- WORKING DATA
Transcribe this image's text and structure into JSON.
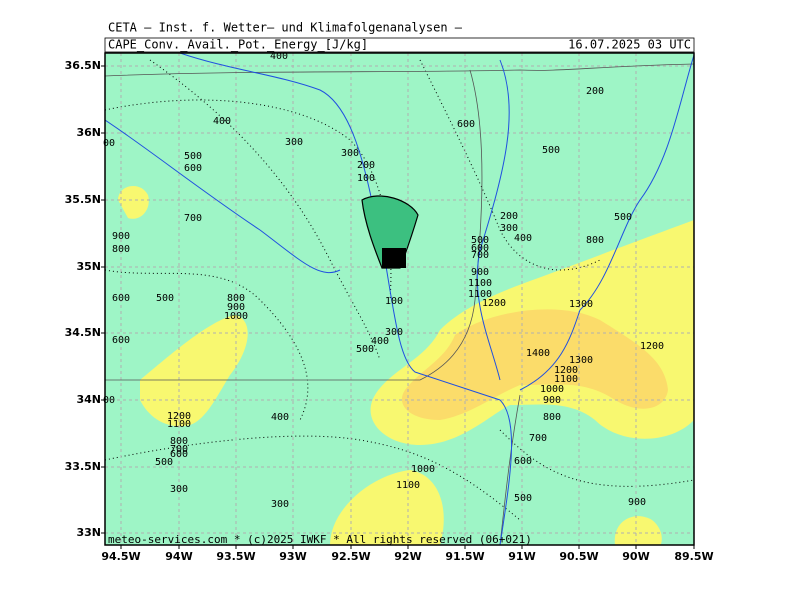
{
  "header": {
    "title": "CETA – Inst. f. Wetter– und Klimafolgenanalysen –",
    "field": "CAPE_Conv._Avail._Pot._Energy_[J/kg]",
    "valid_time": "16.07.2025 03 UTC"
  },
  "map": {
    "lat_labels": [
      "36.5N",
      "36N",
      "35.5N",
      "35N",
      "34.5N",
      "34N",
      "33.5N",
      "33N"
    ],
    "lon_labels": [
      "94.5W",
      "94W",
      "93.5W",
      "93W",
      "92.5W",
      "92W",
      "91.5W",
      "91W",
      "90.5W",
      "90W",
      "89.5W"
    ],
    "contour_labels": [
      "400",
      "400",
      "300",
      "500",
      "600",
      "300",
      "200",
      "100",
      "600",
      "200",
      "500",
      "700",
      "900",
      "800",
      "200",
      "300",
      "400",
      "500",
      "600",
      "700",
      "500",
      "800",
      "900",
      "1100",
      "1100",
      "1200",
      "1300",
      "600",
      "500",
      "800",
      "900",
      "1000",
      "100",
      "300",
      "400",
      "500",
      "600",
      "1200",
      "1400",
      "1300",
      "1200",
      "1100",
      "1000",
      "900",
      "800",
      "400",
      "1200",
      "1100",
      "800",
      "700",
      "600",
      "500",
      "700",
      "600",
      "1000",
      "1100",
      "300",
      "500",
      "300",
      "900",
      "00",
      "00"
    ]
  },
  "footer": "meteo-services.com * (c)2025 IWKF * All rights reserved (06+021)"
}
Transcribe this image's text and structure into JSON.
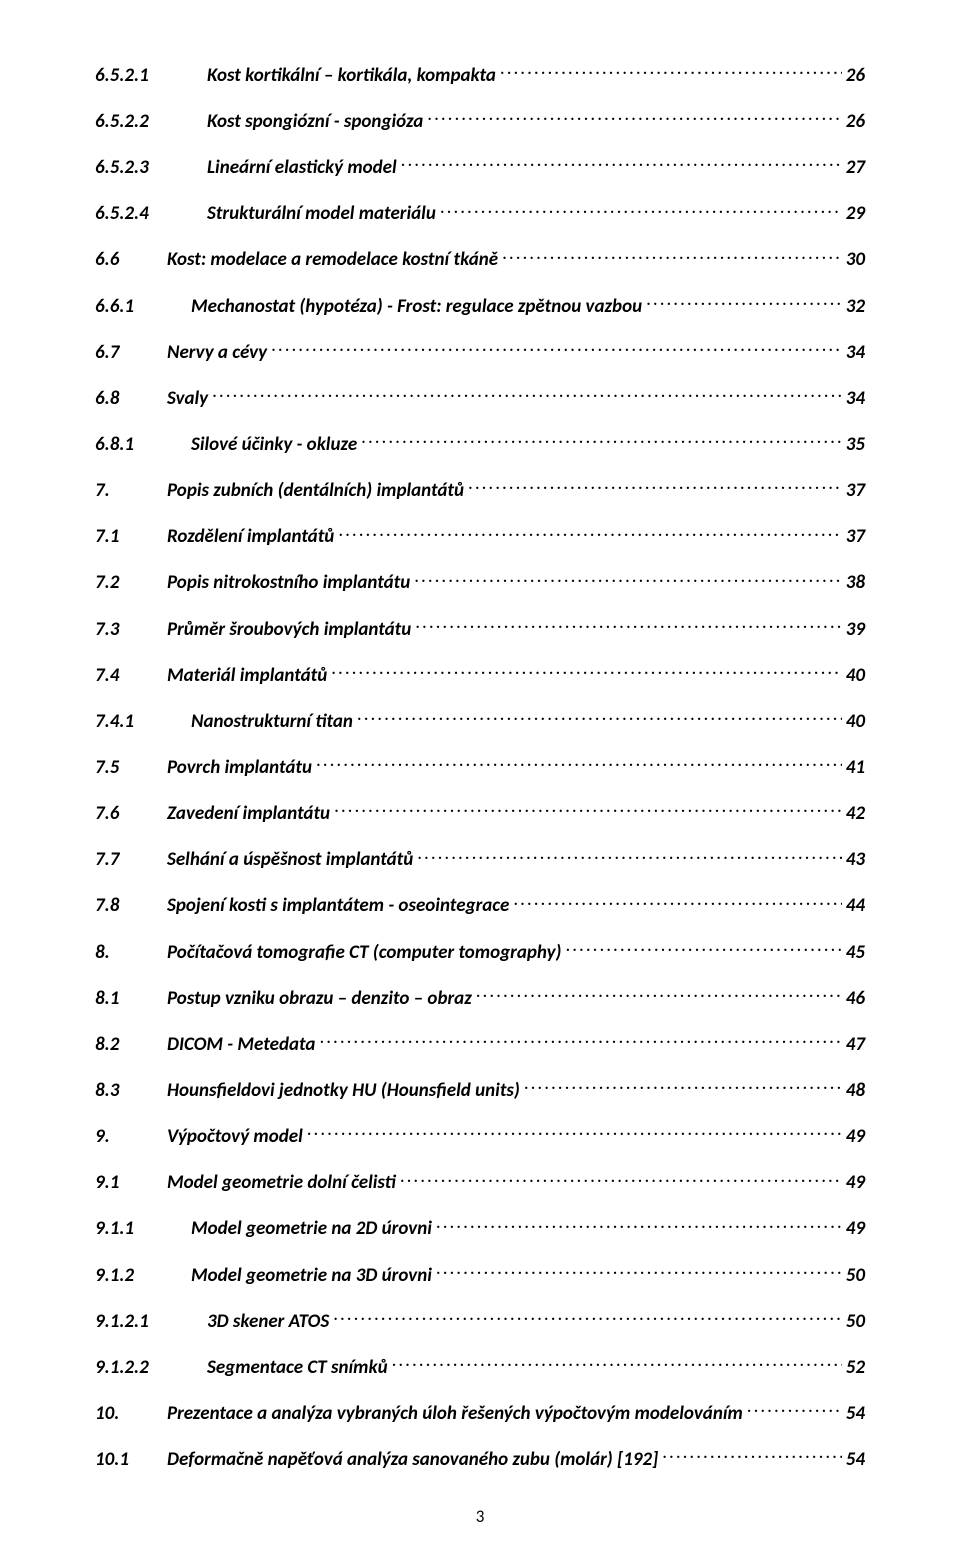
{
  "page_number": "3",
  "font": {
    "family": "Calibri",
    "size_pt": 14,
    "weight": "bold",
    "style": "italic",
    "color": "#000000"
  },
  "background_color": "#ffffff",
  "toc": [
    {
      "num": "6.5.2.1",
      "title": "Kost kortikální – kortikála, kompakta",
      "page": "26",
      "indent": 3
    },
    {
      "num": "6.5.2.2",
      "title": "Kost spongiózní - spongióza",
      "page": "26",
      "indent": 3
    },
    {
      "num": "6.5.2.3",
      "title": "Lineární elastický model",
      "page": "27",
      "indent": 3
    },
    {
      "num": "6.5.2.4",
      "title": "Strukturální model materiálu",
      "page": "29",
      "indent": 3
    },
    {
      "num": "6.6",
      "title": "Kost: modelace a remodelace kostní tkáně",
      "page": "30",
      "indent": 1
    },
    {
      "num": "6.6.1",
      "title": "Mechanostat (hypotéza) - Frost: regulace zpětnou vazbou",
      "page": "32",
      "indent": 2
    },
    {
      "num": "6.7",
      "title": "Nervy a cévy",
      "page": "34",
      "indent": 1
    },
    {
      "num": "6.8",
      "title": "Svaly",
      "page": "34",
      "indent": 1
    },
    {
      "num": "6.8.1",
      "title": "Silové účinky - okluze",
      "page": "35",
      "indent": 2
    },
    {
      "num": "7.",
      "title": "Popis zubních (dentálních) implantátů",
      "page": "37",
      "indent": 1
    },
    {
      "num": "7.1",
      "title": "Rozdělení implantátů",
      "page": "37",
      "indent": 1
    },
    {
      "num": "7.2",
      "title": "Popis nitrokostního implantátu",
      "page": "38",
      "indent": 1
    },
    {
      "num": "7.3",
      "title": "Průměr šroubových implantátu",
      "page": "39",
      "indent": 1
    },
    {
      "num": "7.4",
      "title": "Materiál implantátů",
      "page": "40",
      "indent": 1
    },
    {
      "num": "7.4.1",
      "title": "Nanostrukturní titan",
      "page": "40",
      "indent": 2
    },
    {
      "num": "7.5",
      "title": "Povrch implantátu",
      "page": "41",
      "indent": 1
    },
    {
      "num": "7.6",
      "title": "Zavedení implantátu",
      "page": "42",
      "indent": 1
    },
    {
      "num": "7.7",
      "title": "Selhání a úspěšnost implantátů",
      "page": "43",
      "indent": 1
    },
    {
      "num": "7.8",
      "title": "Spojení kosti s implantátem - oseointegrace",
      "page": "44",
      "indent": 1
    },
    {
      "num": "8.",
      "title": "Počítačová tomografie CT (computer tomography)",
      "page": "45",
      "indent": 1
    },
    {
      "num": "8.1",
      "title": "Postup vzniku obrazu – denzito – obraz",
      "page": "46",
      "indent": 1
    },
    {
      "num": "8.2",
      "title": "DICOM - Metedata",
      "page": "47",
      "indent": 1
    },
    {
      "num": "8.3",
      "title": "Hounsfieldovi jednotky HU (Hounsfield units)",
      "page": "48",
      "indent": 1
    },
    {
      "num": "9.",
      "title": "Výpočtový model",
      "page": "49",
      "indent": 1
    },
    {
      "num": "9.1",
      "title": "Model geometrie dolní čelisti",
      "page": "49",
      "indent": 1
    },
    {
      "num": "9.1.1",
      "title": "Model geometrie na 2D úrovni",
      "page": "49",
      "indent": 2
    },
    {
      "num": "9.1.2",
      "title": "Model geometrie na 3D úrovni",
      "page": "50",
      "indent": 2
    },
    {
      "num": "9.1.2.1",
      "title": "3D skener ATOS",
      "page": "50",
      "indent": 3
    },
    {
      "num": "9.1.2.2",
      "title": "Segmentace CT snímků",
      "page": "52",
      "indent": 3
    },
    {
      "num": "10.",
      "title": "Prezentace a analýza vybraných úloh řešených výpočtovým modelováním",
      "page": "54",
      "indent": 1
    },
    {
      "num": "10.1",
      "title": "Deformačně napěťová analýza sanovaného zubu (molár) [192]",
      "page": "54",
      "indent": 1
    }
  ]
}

- REQUIREMENT
Will you restate every entry word for word and omit the images?

- THE ANSWER
Transcribe this image's text and structure into JSON.
{
  "header": {
    "title": "CETA – Inst. f. Wetter– und Klimafolgenanalysen –",
    "field": "CAPE_Conv._Avail._Pot._Energy_[J/kg]",
    "valid_time": "16.07.2025 03 UTC"
  },
  "map": {
    "lat_labels": [
      "36.5N",
      "36N",
      "35.5N",
      "35N",
      "34.5N",
      "34N",
      "33.5N",
      "33N"
    ],
    "lon_labels": [
      "94.5W",
      "94W",
      "93.5W",
      "93W",
      "92.5W",
      "92W",
      "91.5W",
      "91W",
      "90.5W",
      "90W",
      "89.5W"
    ],
    "contour_labels": [
      "400",
      "400",
      "300",
      "500",
      "600",
      "300",
      "200",
      "100",
      "600",
      "200",
      "500",
      "700",
      "900",
      "800",
      "200",
      "300",
      "400",
      "500",
      "600",
      "700",
      "500",
      "800",
      "900",
      "1100",
      "1100",
      "1200",
      "1300",
      "600",
      "500",
      "800",
      "900",
      "1000",
      "100",
      "300",
      "400",
      "500",
      "600",
      "1200",
      "1400",
      "1300",
      "1200",
      "1100",
      "1000",
      "900",
      "800",
      "400",
      "1200",
      "1100",
      "800",
      "700",
      "600",
      "500",
      "700",
      "600",
      "1000",
      "1100",
      "300",
      "500",
      "300",
      "900",
      "00",
      "00"
    ]
  },
  "footer": "meteo-services.com * (c)2025 IWKF * All rights reserved (06+021)"
}
Transcribe this image's text and structure into JSON.
{
  "page_number": "3",
  "font": {
    "family": "Calibri",
    "size_pt": 14,
    "weight": "bold",
    "style": "italic",
    "color": "#000000"
  },
  "background_color": "#ffffff",
  "toc": [
    {
      "num": "6.5.2.1",
      "title": "Kost kortikální – kortikála, kompakta",
      "page": "26",
      "indent": 3
    },
    {
      "num": "6.5.2.2",
      "title": "Kost spongiózní - spongióza",
      "page": "26",
      "indent": 3
    },
    {
      "num": "6.5.2.3",
      "title": "Lineární elastický model",
      "page": "27",
      "indent": 3
    },
    {
      "num": "6.5.2.4",
      "title": "Strukturální model materiálu",
      "page": "29",
      "indent": 3
    },
    {
      "num": "6.6",
      "title": "Kost: modelace a remodelace kostní tkáně",
      "page": "30",
      "indent": 1
    },
    {
      "num": "6.6.1",
      "title": "Mechanostat (hypotéza) - Frost: regulace zpětnou vazbou",
      "page": "32",
      "indent": 2
    },
    {
      "num": "6.7",
      "title": "Nervy a cévy",
      "page": "34",
      "indent": 1
    },
    {
      "num": "6.8",
      "title": "Svaly",
      "page": "34",
      "indent": 1
    },
    {
      "num": "6.8.1",
      "title": "Silové účinky - okluze",
      "page": "35",
      "indent": 2
    },
    {
      "num": "7.",
      "title": "Popis zubních (dentálních) implantátů",
      "page": "37",
      "indent": 1
    },
    {
      "num": "7.1",
      "title": "Rozdělení implantátů",
      "page": "37",
      "indent": 1
    },
    {
      "num": "7.2",
      "title": "Popis nitrokostního implantátu",
      "page": "38",
      "indent": 1
    },
    {
      "num": "7.3",
      "title": "Průměr šroubových implantátu",
      "page": "39",
      "indent": 1
    },
    {
      "num": "7.4",
      "title": "Materiál implantátů",
      "page": "40",
      "indent": 1
    },
    {
      "num": "7.4.1",
      "title": "Nanostrukturní titan",
      "page": "40",
      "indent": 2
    },
    {
      "num": "7.5",
      "title": "Povrch implantátu",
      "page": "41",
      "indent": 1
    },
    {
      "num": "7.6",
      "title": "Zavedení implantátu",
      "page": "42",
      "indent": 1
    },
    {
      "num": "7.7",
      "title": "Selhání a úspěšnost implantátů",
      "page": "43",
      "indent": 1
    },
    {
      "num": "7.8",
      "title": "Spojení kosti s implantátem - oseointegrace",
      "page": "44",
      "indent": 1
    },
    {
      "num": "8.",
      "title": "Počítačová tomografie CT (computer tomography)",
      "page": "45",
      "indent": 1
    },
    {
      "num": "8.1",
      "title": "Postup vzniku obrazu – denzito – obraz",
      "page": "46",
      "indent": 1
    },
    {
      "num": "8.2",
      "title": "DICOM - Metedata",
      "page": "47",
      "indent": 1
    },
    {
      "num": "8.3",
      "title": "Hounsfieldovi jednotky HU (Hounsfield units)",
      "page": "48",
      "indent": 1
    },
    {
      "num": "9.",
      "title": "Výpočtový model",
      "page": "49",
      "indent": 1
    },
    {
      "num": "9.1",
      "title": "Model geometrie dolní čelisti",
      "page": "49",
      "indent": 1
    },
    {
      "num": "9.1.1",
      "title": "Model geometrie na 2D úrovni",
      "page": "49",
      "indent": 2
    },
    {
      "num": "9.1.2",
      "title": "Model geometrie na 3D úrovni",
      "page": "50",
      "indent": 2
    },
    {
      "num": "9.1.2.1",
      "title": "3D skener ATOS",
      "page": "50",
      "indent": 3
    },
    {
      "num": "9.1.2.2",
      "title": "Segmentace CT snímků",
      "page": "52",
      "indent": 3
    },
    {
      "num": "10.",
      "title": "Prezentace a analýza vybraných úloh řešených výpočtovým modelováním",
      "page": "54",
      "indent": 1
    },
    {
      "num": "10.1",
      "title": "Deformačně napěťová analýza sanovaného zubu (molár) [192]",
      "page": "54",
      "indent": 1
    }
  ]
}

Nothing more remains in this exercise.